- Aim:
Every record below should be printed exactly as it appears.

- Data lines:
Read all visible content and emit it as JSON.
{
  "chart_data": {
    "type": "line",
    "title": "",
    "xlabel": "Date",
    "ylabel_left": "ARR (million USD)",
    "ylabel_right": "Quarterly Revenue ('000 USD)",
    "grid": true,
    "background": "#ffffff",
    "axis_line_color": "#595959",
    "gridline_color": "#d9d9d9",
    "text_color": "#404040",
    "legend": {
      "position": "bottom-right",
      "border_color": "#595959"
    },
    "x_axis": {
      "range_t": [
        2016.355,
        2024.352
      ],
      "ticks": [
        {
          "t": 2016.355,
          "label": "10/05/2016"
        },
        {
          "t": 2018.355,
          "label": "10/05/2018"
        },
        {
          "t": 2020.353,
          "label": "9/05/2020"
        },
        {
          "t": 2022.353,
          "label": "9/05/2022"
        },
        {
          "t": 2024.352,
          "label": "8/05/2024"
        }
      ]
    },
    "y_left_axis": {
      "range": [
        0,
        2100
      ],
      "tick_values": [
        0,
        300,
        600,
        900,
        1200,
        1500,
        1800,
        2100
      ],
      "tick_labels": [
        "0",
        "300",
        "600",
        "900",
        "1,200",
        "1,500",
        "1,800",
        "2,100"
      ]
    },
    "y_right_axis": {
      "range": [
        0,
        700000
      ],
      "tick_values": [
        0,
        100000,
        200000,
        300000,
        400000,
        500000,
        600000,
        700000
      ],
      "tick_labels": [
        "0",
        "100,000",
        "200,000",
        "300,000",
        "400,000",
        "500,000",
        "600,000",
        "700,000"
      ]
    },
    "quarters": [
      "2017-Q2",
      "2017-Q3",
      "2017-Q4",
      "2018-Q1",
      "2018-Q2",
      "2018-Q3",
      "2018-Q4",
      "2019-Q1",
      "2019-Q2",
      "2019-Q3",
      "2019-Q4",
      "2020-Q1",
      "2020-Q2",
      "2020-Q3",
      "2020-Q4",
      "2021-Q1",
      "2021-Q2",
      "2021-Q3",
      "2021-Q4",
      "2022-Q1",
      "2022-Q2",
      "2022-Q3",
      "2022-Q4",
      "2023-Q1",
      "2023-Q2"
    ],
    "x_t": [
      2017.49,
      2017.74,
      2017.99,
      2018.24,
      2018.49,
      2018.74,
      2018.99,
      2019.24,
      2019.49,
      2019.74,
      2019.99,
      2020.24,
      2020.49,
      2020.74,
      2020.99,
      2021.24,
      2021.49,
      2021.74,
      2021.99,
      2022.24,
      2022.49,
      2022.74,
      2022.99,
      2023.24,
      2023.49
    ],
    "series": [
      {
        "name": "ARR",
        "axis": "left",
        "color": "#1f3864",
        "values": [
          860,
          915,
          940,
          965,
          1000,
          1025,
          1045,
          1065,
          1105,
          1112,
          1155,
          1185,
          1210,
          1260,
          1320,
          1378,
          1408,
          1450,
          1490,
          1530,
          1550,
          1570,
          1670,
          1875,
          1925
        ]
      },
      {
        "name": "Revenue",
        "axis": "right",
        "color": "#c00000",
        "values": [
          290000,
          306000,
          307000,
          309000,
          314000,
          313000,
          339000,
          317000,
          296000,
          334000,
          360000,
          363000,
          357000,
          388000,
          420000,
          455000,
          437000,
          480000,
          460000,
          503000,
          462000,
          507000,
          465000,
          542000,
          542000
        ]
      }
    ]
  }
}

- Response to this exercise:
Read all visible content and emit it as JSON.
{
  "chart_data": {
    "type": "line",
    "title": "",
    "xlabel": "Date",
    "ylabel_left": "ARR (million USD)",
    "ylabel_right": "Quarterly Revenue ('000 USD)",
    "grid": true,
    "background": "#ffffff",
    "axis_line_color": "#595959",
    "gridline_color": "#d9d9d9",
    "text_color": "#404040",
    "legend": {
      "position": "bottom-right",
      "border_color": "#595959"
    },
    "x_axis": {
      "range_t": [
        2016.355,
        2024.352
      ],
      "ticks": [
        {
          "t": 2016.355,
          "label": "10/05/2016"
        },
        {
          "t": 2018.355,
          "label": "10/05/2018"
        },
        {
          "t": 2020.353,
          "label": "9/05/2020"
        },
        {
          "t": 2022.353,
          "label": "9/05/2022"
        },
        {
          "t": 2024.352,
          "label": "8/05/2024"
        }
      ]
    },
    "y_left_axis": {
      "range": [
        0,
        2100
      ],
      "tick_values": [
        0,
        300,
        600,
        900,
        1200,
        1500,
        1800,
        2100
      ],
      "tick_labels": [
        "0",
        "300",
        "600",
        "900",
        "1,200",
        "1,500",
        "1,800",
        "2,100"
      ]
    },
    "y_right_axis": {
      "range": [
        0,
        700000
      ],
      "tick_values": [
        0,
        100000,
        200000,
        300000,
        400000,
        500000,
        600000,
        700000
      ],
      "tick_labels": [
        "0",
        "100,000",
        "200,000",
        "300,000",
        "400,000",
        "500,000",
        "600,000",
        "700,000"
      ]
    },
    "quarters": [
      "2017-Q2",
      "2017-Q3",
      "2017-Q4",
      "2018-Q1",
      "2018-Q2",
      "2018-Q3",
      "2018-Q4",
      "2019-Q1",
      "2019-Q2",
      "2019-Q3",
      "2019-Q4",
      "2020-Q1",
      "2020-Q2",
      "2020-Q3",
      "2020-Q4",
      "2021-Q1",
      "2021-Q2",
      "2021-Q3",
      "2021-Q4",
      "2022-Q1",
      "2022-Q2",
      "2022-Q3",
      "2022-Q4",
      "2023-Q1",
      "2023-Q2"
    ],
    "x_t": [
      2017.49,
      2017.74,
      2017.99,
      2018.24,
      2018.49,
      2018.74,
      2018.99,
      2019.24,
      2019.49,
      2019.74,
      2019.99,
      2020.24,
      2020.49,
      2020.74,
      2020.99,
      2021.24,
      2021.49,
      2021.74,
      2021.99,
      2022.24,
      2022.49,
      2022.74,
      2022.99,
      2023.24,
      2023.49
    ],
    "series": [
      {
        "name": "ARR",
        "axis": "left",
        "color": "#1f3864",
        "values": [
          860,
          915,
          940,
          965,
          1000,
          1025,
          1045,
          1065,
          1105,
          1112,
          1155,
          1185,
          1210,
          1260,
          1320,
          1378,
          1408,
          1450,
          1490,
          1530,
          1550,
          1570,
          1670,
          1875,
          1925
        ]
      },
      {
        "name": "Revenue",
        "axis": "right",
        "color": "#c00000",
        "values": [
          290000,
          306000,
          307000,
          309000,
          314000,
          313000,
          339000,
          317000,
          296000,
          334000,
          360000,
          363000,
          357000,
          388000,
          420000,
          455000,
          437000,
          480000,
          460000,
          503000,
          462000,
          507000,
          465000,
          542000,
          542000
        ]
      }
    ]
  }
}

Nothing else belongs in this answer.